== Goal of the exercise ==
Search the material for "override" and show all lines that contain it.
- - -
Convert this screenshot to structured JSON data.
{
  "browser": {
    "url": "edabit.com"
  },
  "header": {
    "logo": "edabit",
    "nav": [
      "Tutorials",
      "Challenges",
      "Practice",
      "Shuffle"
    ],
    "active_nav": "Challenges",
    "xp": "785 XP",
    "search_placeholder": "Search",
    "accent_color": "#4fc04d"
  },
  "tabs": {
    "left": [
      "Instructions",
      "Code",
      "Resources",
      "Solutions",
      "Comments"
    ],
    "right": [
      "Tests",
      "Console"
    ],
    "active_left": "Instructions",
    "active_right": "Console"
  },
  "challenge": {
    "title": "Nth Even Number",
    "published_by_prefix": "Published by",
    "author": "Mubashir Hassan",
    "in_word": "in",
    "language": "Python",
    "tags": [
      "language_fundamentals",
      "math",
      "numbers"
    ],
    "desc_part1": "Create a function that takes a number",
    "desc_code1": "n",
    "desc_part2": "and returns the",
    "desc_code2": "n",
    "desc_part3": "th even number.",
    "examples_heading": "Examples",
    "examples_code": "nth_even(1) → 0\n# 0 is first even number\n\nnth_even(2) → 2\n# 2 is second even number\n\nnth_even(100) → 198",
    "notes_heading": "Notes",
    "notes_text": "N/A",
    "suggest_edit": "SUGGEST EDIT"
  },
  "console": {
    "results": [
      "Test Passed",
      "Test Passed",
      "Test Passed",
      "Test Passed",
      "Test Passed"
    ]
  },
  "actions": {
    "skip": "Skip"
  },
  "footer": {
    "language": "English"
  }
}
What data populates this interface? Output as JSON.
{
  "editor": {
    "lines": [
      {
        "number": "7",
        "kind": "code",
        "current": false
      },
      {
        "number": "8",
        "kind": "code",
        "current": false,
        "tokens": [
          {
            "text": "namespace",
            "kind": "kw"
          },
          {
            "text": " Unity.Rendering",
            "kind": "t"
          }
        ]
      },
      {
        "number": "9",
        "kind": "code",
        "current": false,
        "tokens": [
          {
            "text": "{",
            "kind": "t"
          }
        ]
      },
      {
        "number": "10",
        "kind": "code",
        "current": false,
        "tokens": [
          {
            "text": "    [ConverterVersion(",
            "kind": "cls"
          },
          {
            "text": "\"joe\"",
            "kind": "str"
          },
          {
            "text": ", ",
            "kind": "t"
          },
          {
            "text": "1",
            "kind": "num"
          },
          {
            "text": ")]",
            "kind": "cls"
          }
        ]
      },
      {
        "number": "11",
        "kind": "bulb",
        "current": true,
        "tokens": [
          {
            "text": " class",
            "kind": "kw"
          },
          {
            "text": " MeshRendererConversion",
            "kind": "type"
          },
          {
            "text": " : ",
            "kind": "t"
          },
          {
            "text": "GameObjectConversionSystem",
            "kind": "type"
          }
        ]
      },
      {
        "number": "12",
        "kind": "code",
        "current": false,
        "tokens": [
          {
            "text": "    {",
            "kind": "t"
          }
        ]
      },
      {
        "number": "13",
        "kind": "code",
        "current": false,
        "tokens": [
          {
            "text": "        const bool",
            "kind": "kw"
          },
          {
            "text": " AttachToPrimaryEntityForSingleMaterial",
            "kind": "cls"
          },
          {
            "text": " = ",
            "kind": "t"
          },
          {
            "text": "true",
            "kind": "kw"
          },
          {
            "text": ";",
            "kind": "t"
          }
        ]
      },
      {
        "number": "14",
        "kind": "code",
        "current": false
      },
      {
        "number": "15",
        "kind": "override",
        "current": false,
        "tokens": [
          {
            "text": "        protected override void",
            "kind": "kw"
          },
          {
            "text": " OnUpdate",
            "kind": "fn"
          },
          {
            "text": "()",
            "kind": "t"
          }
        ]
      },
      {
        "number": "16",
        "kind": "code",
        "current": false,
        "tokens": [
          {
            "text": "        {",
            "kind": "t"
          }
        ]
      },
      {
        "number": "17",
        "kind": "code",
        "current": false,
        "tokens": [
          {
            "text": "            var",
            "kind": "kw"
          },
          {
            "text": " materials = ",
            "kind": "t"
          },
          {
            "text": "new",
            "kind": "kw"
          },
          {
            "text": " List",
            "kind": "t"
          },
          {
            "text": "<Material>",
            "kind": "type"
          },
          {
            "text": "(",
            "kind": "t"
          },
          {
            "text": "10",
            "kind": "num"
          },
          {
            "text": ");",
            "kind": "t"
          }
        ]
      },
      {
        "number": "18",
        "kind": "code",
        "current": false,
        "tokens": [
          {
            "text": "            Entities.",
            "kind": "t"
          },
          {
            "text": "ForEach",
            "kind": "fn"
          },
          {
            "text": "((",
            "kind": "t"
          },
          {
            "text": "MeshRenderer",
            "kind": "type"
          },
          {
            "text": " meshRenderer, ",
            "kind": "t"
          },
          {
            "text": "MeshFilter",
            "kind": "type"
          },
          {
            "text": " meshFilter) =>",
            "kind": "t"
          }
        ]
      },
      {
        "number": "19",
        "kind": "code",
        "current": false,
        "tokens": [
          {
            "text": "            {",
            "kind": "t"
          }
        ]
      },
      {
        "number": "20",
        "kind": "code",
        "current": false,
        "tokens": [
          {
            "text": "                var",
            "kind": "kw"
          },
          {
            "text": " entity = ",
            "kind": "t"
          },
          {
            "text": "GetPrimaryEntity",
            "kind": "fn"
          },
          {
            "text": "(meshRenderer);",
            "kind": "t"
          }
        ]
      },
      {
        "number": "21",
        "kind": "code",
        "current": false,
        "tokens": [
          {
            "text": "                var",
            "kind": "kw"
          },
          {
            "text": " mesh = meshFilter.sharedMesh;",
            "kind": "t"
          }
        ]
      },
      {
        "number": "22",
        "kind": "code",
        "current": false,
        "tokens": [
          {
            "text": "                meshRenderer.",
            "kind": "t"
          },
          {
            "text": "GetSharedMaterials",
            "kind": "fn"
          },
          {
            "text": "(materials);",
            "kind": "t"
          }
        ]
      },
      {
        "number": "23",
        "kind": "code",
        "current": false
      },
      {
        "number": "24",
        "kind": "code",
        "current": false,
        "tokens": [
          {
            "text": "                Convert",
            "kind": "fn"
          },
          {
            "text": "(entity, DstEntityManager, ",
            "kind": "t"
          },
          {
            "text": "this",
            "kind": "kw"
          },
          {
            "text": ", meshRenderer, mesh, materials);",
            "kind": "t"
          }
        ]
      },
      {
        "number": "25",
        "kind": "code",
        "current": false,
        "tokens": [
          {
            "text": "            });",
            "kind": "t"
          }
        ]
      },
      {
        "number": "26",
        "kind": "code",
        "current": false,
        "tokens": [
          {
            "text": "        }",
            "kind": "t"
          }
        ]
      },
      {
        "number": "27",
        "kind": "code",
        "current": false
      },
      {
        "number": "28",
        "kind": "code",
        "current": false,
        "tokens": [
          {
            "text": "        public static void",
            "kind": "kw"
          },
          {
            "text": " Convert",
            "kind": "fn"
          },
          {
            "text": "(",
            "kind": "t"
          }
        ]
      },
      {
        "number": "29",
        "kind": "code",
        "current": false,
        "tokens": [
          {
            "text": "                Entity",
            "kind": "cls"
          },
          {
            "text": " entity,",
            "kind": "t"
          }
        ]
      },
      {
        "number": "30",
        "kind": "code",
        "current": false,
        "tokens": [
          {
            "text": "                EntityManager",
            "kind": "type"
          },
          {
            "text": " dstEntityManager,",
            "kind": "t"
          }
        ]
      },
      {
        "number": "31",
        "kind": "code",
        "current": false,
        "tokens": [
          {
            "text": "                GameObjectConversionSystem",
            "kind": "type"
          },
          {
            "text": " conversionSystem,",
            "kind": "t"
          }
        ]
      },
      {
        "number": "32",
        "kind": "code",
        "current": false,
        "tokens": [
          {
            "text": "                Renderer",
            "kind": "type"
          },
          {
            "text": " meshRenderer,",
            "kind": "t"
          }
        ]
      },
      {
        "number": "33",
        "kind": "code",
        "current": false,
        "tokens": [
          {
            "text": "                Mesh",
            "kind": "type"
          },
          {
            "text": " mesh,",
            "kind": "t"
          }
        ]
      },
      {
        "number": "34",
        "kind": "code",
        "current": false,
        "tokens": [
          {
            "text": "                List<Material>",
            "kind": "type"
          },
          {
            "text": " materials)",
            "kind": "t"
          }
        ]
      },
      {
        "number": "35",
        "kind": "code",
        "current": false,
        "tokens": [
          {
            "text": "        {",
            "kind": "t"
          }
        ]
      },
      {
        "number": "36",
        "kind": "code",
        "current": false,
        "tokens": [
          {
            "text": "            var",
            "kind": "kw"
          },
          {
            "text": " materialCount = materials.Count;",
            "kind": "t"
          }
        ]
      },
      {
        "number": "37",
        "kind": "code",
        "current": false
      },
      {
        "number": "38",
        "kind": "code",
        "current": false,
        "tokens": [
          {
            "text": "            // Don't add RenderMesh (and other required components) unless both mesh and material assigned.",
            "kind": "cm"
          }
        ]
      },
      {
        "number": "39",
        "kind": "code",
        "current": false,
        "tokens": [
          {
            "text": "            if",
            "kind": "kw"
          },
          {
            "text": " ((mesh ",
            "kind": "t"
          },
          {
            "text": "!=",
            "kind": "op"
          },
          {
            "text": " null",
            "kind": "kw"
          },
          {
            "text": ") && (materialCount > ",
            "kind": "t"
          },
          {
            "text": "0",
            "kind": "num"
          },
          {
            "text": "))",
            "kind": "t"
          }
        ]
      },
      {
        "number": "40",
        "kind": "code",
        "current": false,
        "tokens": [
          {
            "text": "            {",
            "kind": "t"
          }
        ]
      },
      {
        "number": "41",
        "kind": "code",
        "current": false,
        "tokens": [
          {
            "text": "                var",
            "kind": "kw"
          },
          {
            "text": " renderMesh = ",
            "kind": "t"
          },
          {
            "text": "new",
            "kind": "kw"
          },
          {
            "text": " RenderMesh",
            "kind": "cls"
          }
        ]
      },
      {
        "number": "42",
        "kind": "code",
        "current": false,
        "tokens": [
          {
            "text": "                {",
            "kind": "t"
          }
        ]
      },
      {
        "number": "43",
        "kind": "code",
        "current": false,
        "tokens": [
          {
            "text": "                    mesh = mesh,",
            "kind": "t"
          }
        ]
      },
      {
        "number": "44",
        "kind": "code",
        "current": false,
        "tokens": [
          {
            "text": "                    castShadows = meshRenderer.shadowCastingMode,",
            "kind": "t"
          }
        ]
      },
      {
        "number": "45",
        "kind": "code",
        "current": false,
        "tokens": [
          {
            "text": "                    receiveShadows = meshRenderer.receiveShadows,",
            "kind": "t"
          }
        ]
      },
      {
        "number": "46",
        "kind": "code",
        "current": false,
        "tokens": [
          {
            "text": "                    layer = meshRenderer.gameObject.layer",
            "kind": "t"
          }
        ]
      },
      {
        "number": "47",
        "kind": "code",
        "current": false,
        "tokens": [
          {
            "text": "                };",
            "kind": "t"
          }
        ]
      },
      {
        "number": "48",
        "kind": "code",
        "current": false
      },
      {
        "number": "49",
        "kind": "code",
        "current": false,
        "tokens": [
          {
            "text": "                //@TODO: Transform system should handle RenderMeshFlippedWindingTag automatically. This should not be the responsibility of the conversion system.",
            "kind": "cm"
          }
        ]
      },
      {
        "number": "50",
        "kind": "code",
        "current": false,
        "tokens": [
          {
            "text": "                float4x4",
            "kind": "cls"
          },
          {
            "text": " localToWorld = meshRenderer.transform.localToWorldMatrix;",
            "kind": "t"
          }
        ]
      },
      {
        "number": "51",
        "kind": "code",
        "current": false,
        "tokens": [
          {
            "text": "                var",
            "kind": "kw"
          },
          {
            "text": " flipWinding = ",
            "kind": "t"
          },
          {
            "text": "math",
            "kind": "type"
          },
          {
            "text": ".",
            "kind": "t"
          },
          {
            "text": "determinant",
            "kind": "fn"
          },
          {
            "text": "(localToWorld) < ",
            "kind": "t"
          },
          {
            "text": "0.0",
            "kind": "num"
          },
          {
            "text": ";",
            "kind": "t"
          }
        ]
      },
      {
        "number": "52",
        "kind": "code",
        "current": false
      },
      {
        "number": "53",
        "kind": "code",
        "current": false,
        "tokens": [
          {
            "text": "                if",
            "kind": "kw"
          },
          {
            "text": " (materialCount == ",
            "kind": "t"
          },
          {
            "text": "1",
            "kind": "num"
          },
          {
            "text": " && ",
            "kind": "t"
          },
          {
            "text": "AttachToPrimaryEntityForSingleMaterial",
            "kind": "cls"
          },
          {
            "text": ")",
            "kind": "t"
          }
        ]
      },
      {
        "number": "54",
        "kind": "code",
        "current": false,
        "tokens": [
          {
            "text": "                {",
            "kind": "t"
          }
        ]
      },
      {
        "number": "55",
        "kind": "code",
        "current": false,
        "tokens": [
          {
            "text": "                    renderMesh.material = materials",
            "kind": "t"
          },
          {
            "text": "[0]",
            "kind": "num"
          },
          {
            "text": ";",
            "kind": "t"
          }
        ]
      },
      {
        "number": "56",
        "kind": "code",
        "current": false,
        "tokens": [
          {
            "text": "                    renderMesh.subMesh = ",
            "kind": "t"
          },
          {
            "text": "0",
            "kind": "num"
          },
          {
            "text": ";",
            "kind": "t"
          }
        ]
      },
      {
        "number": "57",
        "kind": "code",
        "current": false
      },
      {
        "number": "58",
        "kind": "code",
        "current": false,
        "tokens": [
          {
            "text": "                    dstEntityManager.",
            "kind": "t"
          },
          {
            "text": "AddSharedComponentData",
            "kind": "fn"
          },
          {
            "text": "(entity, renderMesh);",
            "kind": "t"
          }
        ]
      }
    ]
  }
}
- - -
== Exercise solution ==
        "kind": "override",
            "text": "        protected override void",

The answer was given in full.